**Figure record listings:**
## begin

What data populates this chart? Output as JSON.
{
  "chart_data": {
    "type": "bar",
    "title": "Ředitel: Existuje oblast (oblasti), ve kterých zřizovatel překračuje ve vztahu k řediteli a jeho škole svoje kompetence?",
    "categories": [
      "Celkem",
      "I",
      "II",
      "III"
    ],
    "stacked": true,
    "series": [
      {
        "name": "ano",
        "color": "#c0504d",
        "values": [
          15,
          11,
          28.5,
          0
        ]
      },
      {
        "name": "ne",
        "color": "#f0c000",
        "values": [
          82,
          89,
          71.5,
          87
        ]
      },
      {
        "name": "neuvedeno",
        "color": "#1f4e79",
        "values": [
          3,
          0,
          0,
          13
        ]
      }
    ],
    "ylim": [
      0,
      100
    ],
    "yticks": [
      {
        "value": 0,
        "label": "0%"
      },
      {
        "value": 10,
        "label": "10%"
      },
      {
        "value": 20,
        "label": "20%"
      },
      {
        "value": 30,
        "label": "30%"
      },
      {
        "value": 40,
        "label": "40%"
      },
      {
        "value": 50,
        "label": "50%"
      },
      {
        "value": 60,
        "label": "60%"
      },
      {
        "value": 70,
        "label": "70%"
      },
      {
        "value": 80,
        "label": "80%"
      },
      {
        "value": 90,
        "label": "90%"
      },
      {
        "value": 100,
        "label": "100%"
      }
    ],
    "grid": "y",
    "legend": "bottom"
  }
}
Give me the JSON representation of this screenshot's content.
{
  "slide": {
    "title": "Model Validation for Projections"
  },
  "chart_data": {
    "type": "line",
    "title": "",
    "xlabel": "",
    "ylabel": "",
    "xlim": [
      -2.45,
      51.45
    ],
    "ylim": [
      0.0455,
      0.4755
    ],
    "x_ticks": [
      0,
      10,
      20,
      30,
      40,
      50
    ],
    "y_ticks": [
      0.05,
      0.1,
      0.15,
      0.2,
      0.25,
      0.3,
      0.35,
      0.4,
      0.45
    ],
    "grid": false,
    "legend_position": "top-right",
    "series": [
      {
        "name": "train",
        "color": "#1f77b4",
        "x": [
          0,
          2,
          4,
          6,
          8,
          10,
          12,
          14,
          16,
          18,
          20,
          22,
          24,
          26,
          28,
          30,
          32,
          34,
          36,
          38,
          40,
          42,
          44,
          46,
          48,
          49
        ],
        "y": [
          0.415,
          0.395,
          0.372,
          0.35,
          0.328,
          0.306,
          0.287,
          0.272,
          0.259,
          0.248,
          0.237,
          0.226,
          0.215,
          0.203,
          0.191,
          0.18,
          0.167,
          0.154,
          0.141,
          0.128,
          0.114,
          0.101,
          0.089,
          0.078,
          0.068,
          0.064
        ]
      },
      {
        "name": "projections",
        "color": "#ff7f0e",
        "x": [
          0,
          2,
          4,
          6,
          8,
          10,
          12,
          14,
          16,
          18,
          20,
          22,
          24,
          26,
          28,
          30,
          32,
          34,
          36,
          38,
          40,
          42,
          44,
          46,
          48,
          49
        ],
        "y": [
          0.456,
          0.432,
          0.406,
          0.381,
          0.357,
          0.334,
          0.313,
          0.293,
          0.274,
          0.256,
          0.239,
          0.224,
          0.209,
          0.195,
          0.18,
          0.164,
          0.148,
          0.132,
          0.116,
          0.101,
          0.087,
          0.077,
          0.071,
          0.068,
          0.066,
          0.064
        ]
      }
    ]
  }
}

## end

Of the lines in the material above, state how many contain the string "this"; give no other text.

**THE SOLUTION:**
2